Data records
■ ■ ■
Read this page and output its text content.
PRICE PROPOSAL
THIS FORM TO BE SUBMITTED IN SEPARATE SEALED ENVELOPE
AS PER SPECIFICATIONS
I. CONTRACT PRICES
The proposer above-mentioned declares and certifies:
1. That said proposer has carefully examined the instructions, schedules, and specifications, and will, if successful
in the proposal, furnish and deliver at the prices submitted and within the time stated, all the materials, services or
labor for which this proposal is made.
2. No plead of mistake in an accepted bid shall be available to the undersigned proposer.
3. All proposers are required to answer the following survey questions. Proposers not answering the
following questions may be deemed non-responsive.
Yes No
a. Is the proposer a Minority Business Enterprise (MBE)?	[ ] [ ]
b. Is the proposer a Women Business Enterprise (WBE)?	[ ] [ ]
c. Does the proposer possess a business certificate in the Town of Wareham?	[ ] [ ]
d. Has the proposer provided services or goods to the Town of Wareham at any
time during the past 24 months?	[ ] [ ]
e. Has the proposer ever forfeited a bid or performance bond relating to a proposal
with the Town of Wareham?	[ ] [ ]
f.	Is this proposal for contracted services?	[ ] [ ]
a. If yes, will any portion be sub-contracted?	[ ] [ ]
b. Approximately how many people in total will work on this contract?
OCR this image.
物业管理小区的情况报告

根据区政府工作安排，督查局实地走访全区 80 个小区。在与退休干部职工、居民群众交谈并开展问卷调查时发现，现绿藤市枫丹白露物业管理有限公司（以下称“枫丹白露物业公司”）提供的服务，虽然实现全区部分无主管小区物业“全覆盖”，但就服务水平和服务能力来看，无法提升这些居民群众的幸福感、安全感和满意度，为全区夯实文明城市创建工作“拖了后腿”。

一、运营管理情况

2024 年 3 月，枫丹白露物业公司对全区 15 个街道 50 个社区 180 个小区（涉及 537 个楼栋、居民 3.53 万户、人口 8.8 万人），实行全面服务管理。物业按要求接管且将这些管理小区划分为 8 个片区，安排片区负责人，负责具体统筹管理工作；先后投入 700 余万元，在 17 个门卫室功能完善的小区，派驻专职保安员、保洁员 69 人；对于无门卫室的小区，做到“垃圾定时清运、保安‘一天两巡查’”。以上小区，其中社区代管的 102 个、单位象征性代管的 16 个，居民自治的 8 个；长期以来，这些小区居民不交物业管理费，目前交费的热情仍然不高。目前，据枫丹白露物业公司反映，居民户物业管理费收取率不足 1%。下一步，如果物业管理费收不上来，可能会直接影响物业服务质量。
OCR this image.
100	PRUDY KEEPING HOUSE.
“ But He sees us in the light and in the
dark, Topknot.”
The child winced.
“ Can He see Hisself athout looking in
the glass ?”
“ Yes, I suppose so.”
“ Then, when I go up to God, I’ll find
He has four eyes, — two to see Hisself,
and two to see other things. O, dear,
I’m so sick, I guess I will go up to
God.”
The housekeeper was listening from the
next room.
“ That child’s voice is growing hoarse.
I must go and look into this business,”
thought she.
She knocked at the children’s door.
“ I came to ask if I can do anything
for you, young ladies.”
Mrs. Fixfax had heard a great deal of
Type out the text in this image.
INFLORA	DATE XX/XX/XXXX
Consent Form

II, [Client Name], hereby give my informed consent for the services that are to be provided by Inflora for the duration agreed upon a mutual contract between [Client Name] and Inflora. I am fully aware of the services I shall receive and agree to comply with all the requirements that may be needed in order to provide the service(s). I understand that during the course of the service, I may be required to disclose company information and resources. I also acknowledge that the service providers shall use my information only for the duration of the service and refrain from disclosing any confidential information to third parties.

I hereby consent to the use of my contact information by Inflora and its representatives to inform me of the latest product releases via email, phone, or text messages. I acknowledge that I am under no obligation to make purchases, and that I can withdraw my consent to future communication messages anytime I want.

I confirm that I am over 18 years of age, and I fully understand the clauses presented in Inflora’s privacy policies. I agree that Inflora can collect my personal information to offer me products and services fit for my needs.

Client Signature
■ ■ ■
Exercise goal: Each line above must be printed exactly as it appears.

The response:
Read this page and output its text content.
PRICE PROPOSAL
THIS FORM TO BE SUBMITTED IN SEPARATE SEALED ENVELOPE
AS PER SPECIFICATIONS
I. CONTRACT PRICES
The proposer above-mentioned declares and certifies:
1. That said proposer has carefully examined the instructions, schedules, and specifications, and will, if successful
in the proposal, furnish and deliver at the prices submitted and within the time stated, all the materials, services or
labor for which this proposal is made.
2. No plead of mistake in an accepted bid shall be available to the undersigned proposer.
3. All proposers are required to answer the following survey questions. Proposers not answering the
following questions may be deemed non-responsive.
Yes No
a. Is the proposer a Minority Business Enterprise (MBE)?	[ ] [ ]
b. Is the proposer a Women Business Enterprise (WBE)?	[ ] [ ]
c. Does the proposer possess a business certificate in the Town of Wareham?	[ ] [ ]
d. Has the proposer provided services or goods to the Town of Wareham at any
time during the past 24 months?	[ ] [ ]
e. Has the proposer ever forfeited a bid or performance bond relating to a proposal
with the Town of Wareham?	[ ] [ ]
f.	Is this proposal for contracted services?	[ ] [ ]
a. If yes, will any portion be sub-contracted?	[ ] [ ]
b. Approximately how many people in total will work on this contract?
OCR this image.
物业管理小区的情况报告

根据区政府工作安排，督查局实地走访全区 80 个小区。在与退休干部职工、居民群众交谈并开展问卷调查时发现，现绿藤市枫丹白露物业管理有限公司（以下称“枫丹白露物业公司”）提供的服务，虽然实现全区部分无主管小区物业“全覆盖”，但就服务水平和服务能力来看，无法提升这些居民群众的幸福感、安全感和满意度，为全区夯实文明城市创建工作“拖了后腿”。

一、运营管理情况

2024 年 3 月，枫丹白露物业公司对全区 15 个街道 50 个社区 180 个小区（涉及 537 个楼栋、居民 3.53 万户、人口 8.8 万人），实行全面服务管理。物业按要求接管且将这些管理小区划分为 8 个片区，安排片区负责人，负责具体统筹管理工作；先后投入 700 余万元，在 17 个门卫室功能完善的小区，派驻专职保安员、保洁员 69 人；对于无门卫室的小区，做到“垃圾定时清运、保安‘一天两巡查’”。以上小区，其中社区代管的 102 个、单位象征性代管的 16 个，居民自治的 8 个；长期以来，这些小区居民不交物业管理费，目前交费的热情仍然不高。目前，据枫丹白露物业公司反映，居民户物业管理费收取率不足 1%。下一步，如果物业管理费收不上来，可能会直接影响物业服务质量。
OCR this image.
100	PRUDY KEEPING HOUSE.
“ But He sees us in the light and in the
dark, Topknot.”
The child winced.
“ Can He see Hisself athout looking in
the glass ?”
“ Yes, I suppose so.”
“ Then, when I go up to God, I’ll find
He has four eyes, — two to see Hisself,
and two to see other things. O, dear,
I’m so sick, I guess I will go up to
God.”
The housekeeper was listening from the
next room.
“ That child’s voice is growing hoarse.
I must go and look into this business,”
thought she.
She knocked at the children’s door.
“ I came to ask if I can do anything
for you, young ladies.”
Mrs. Fixfax had heard a great deal of
Type out the text in this image.
INFLORA	DATE XX/XX/XXXX
Consent Form

II, [Client Name], hereby give my informed consent for the services that are to be provided by Inflora for the duration agreed upon a mutual contract between [Client Name] and Inflora. I am fully aware of the services I shall receive and agree to comply with all the requirements that may be needed in order to provide the service(s). I understand that during the course of the service, I may be required to disclose company information and resources. I also acknowledge that the service providers shall use my information only for the duration of the service and refrain from disclosing any confidential information to third parties.

I hereby consent to the use of my contact information by Inflora and its representatives to inform me of the latest product releases via email, phone, or text messages. I acknowledge that I am under no obligation to make purchases, and that I can withdraw my consent to future communication messages anytime I want.

I confirm that I am over 18 years of age, and I fully understand the clauses presented in Inflora’s privacy policies. I agree that Inflora can collect my personal information to offer me products and services fit for my needs.

Client Signature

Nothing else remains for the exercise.